Task goal: Which lines of the records contain "Knight"? Collect every one of them.

Information supplied:
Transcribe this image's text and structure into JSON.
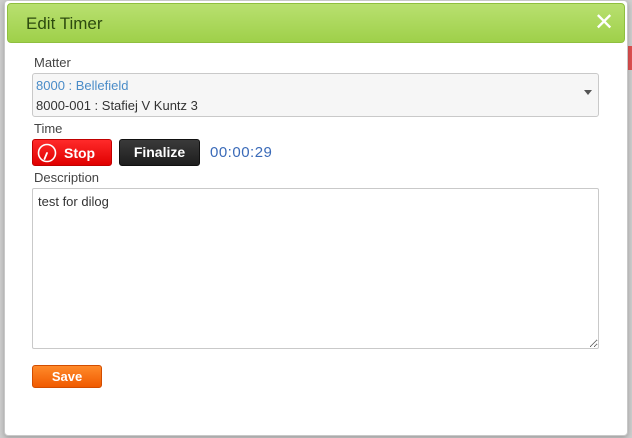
{
  "dialog": {
    "title": "Edit Timer",
    "close_glyph": "✕"
  },
  "matter": {
    "label": "Matter",
    "client": "8000 : Bellefield",
    "matter": "8000-001 : Stafiej V Kuntz 3"
  },
  "time": {
    "label": "Time",
    "stop_label": "Stop",
    "finalize_label": "Finalize",
    "elapsed": "00:00:29"
  },
  "description": {
    "label": "Description",
    "value": "test for dilog"
  },
  "actions": {
    "save_label": "Save"
  },
  "colors": {
    "titlebar": "#a8d85a",
    "stop": "#ff1a1a",
    "finalize": "#2a2a2a",
    "save": "#f26b0f",
    "timer_text": "#3a6ab8",
    "client_text": "#4a8cc8"
  },
  "icons": {
    "stop": "stopwatch-icon",
    "close": "close-icon",
    "select": "chevron-down-icon"
  }
}
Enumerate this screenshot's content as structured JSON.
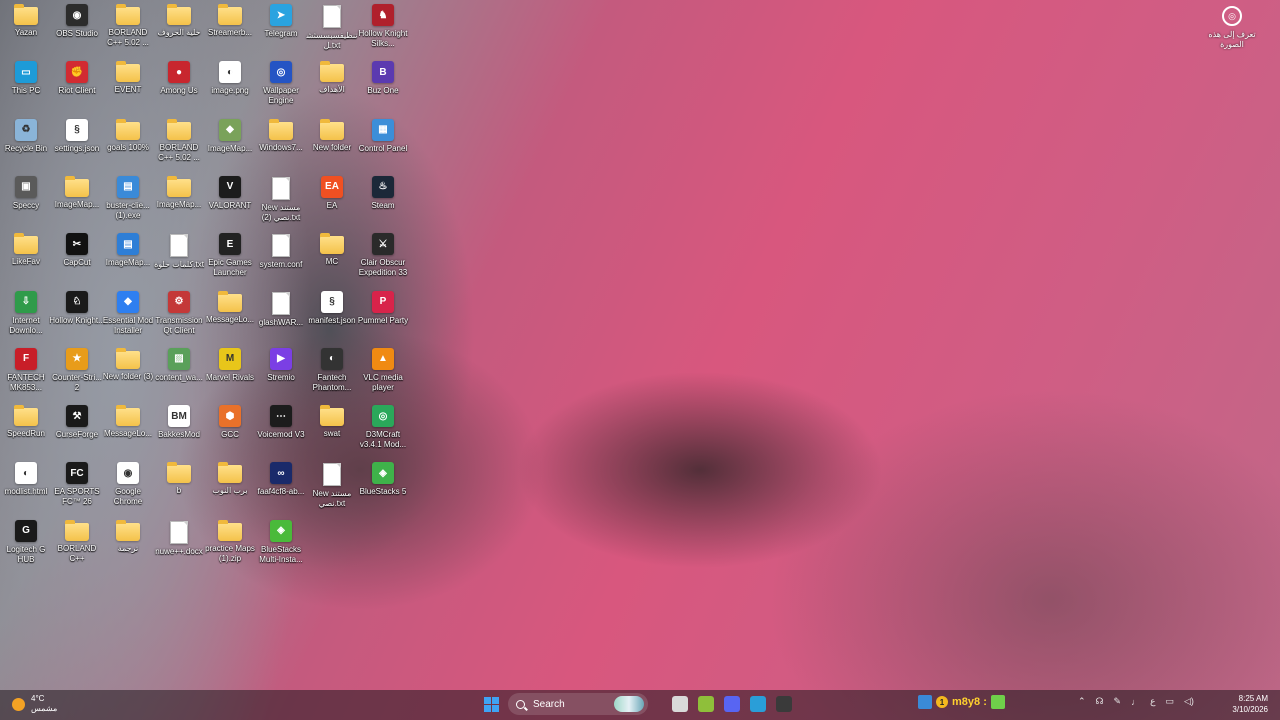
{
  "desktop": {
    "icons": [
      {
        "label": "Yazan",
        "kind": "folder"
      },
      {
        "label": "OBS Studio",
        "kind": "app",
        "color": "#2c2c2c",
        "glyph": "◉"
      },
      {
        "label": "BORLAND C++ 5.02 ...",
        "kind": "folder"
      },
      {
        "label": "خلية الحروف",
        "kind": "folder"
      },
      {
        "label": "Streamerb...",
        "kind": "folder"
      },
      {
        "label": "Telegram",
        "kind": "app",
        "color": "#2aa3e0",
        "glyph": "➤"
      },
      {
        "label": "تنظيفسبسسثشل.txt",
        "kind": "file"
      },
      {
        "label": "Hollow Knight Silks...",
        "kind": "app",
        "color": "#b0202c",
        "glyph": "♞"
      },
      {
        "label": "This PC",
        "kind": "app",
        "color": "#1d9bd8",
        "glyph": "▭"
      },
      {
        "label": "Riot Client",
        "kind": "app",
        "color": "#d22b32",
        "glyph": "✊"
      },
      {
        "label": "EVENT",
        "kind": "folder"
      },
      {
        "label": "Among Us",
        "kind": "app",
        "color": "#c8262e",
        "glyph": "●"
      },
      {
        "label": "image.png",
        "kind": "app",
        "color": "#ffffff",
        "glyph": "◐"
      },
      {
        "label": "Wallpaper Engine",
        "kind": "app",
        "color": "#2554c4",
        "glyph": "◎"
      },
      {
        "label": "الأهداف",
        "kind": "folder"
      },
      {
        "label": "Buz One",
        "kind": "app",
        "color": "#5b3ab0",
        "glyph": "B"
      },
      {
        "label": "Recycle Bin",
        "kind": "app",
        "color": "#8ab4d8",
        "glyph": "♻"
      },
      {
        "label": "settings.json",
        "kind": "app",
        "color": "#ffffff",
        "glyph": "§"
      },
      {
        "label": "goals 100%",
        "kind": "folder"
      },
      {
        "label": "BORLAND C++ 5.02 ...",
        "kind": "folder"
      },
      {
        "label": "ImageMap...",
        "kind": "app",
        "color": "#7aa25a",
        "glyph": "◆"
      },
      {
        "label": "Windows7...",
        "kind": "folder"
      },
      {
        "label": "New folder",
        "kind": "folder"
      },
      {
        "label": "Control Panel",
        "kind": "app",
        "color": "#3c8ed8",
        "glyph": "▦"
      },
      {
        "label": "Speccy",
        "kind": "app",
        "color": "#5a5a5a",
        "glyph": "▣"
      },
      {
        "label": "ImageMap...",
        "kind": "folder"
      },
      {
        "label": "buster-clie... (1).exe",
        "kind": "app",
        "color": "#3a8ad8",
        "glyph": "▤"
      },
      {
        "label": "ImageMap...",
        "kind": "folder"
      },
      {
        "label": "VALORANT",
        "kind": "app",
        "color": "#1c1c1c",
        "glyph": "V"
      },
      {
        "label": "New مستند نصي (2).txt",
        "kind": "file"
      },
      {
        "label": "EA",
        "kind": "app",
        "color": "#f05022",
        "glyph": "EA"
      },
      {
        "label": "Steam",
        "kind": "app",
        "color": "#1b2838",
        "glyph": "♨"
      },
      {
        "label": "LikeFav",
        "kind": "folder"
      },
      {
        "label": "CapCut",
        "kind": "app",
        "color": "#111111",
        "glyph": "✂"
      },
      {
        "label": "ImageMap...",
        "kind": "app",
        "color": "#2e7ed6",
        "glyph": "▤"
      },
      {
        "label": "كلمات حلوة.txt",
        "kind": "file"
      },
      {
        "label": "Epic Games Launcher",
        "kind": "app",
        "color": "#222222",
        "glyph": "E"
      },
      {
        "label": "system.conf",
        "kind": "file"
      },
      {
        "label": "MC",
        "kind": "folder"
      },
      {
        "label": "Clair Obscur Expedition 33",
        "kind": "app",
        "color": "#2a2a2a",
        "glyph": "⚔"
      },
      {
        "label": "Internet Downlo...",
        "kind": "app",
        "color": "#2f9b4a",
        "glyph": "⇩"
      },
      {
        "label": "Hollow Knight...",
        "kind": "app",
        "color": "#1a1a1a",
        "glyph": "♘"
      },
      {
        "label": "Essential Mod Installer",
        "kind": "app",
        "color": "#2e7ff0",
        "glyph": "◆"
      },
      {
        "label": "Transmission Qt Client",
        "kind": "app",
        "color": "#c43838",
        "glyph": "⚙"
      },
      {
        "label": "MessageLo...",
        "kind": "folder"
      },
      {
        "label": "glashWAR...",
        "kind": "file"
      },
      {
        "label": "manifest.json",
        "kind": "app",
        "color": "#ffffff",
        "glyph": "§"
      },
      {
        "label": "Pummel Party",
        "kind": "app",
        "color": "#d8234a",
        "glyph": "P"
      },
      {
        "label": "FANTECH MK853...",
        "kind": "app",
        "color": "#c81e28",
        "glyph": "F"
      },
      {
        "label": "Counter-Stri... 2",
        "kind": "app",
        "color": "#e89c1a",
        "glyph": "★"
      },
      {
        "label": "New folder (3)",
        "kind": "folder"
      },
      {
        "label": "content_wa...",
        "kind": "app",
        "color": "#5aa05a",
        "glyph": "▨"
      },
      {
        "label": "Marvel Rivals",
        "kind": "app",
        "color": "#e8c61a",
        "glyph": "M"
      },
      {
        "label": "Stremio",
        "kind": "app",
        "color": "#7b3fe4",
        "glyph": "▶"
      },
      {
        "label": "Fantech Phantom...",
        "kind": "app",
        "color": "#333333",
        "glyph": "◐"
      },
      {
        "label": "VLC media player",
        "kind": "app",
        "color": "#f08a12",
        "glyph": "▲"
      },
      {
        "label": "SpeedRun",
        "kind": "folder"
      },
      {
        "label": "CurseForge",
        "kind": "app",
        "color": "#1a1a1a",
        "glyph": "⚒"
      },
      {
        "label": "MessageLo...",
        "kind": "folder"
      },
      {
        "label": "BakkesMod",
        "kind": "app",
        "color": "#ffffff",
        "glyph": "BM"
      },
      {
        "label": "GCC",
        "kind": "app",
        "color": "#e9712a",
        "glyph": "⬢"
      },
      {
        "label": "Voicemod V3",
        "kind": "app",
        "color": "#1c1c1c",
        "glyph": "⋯"
      },
      {
        "label": "swat",
        "kind": "folder"
      },
      {
        "label": "D3MCraft v3.4.1 Mod...",
        "kind": "app",
        "color": "#2aa85a",
        "glyph": "◎"
      },
      {
        "label": "modlist.html",
        "kind": "app",
        "color": "#ffffff",
        "glyph": "◐"
      },
      {
        "label": "EA SPORTS FC™ 26",
        "kind": "app",
        "color": "#1a1a1a",
        "glyph": "FC"
      },
      {
        "label": "Google Chrome",
        "kind": "app",
        "color": "#ffffff",
        "glyph": "◉"
      },
      {
        "label": "b",
        "kind": "folder"
      },
      {
        "label": "برب النوب",
        "kind": "folder"
      },
      {
        "label": "faaf4cf8-ab...",
        "kind": "app",
        "color": "#1a2a6a",
        "glyph": "∞"
      },
      {
        "label": "New مستند نصي.txt",
        "kind": "file"
      },
      {
        "label": "BlueStacks 5",
        "kind": "app",
        "color": "#3fb24a",
        "glyph": "◈"
      },
      {
        "label": "Logitech G HUB",
        "kind": "app",
        "color": "#1a1a1a",
        "glyph": "G"
      },
      {
        "label": "BORLAND C++",
        "kind": "folder"
      },
      {
        "label": "ترجمة",
        "kind": "folder"
      },
      {
        "label": "nuwe++.docx",
        "kind": "file"
      },
      {
        "label": "practice Maps (1).zip",
        "kind": "folder"
      },
      {
        "label": "BlueStacks Multi-Insta...",
        "kind": "app",
        "color": "#4aba3a",
        "glyph": "◈"
      }
    ]
  },
  "screenshot_tool": {
    "label": "تعرف إلى هذه الصورة"
  },
  "taskbar": {
    "weather": {
      "temp": "4°C",
      "condition": "مشمس"
    },
    "search": {
      "placeholder": "Search"
    },
    "apps": [
      {
        "name": "file-explorer",
        "color": "#d9d9d9"
      },
      {
        "name": "xbox-app",
        "color": "#8fbf3a"
      },
      {
        "name": "discord",
        "color": "#5865f2"
      },
      {
        "name": "chrome",
        "color": "#2a9ed8"
      },
      {
        "name": "obs",
        "color": "#3a3a3a"
      }
    ],
    "tray": {
      "counter": "1",
      "user": "m8y8 :",
      "lang": "ع"
    },
    "clock": {
      "time": "8:25 AM",
      "date": "3/10/2026"
    }
  }
}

Response for this exercise:
        "label": "Hollow Knight Silks...",
        "label": "Hollow Knight...",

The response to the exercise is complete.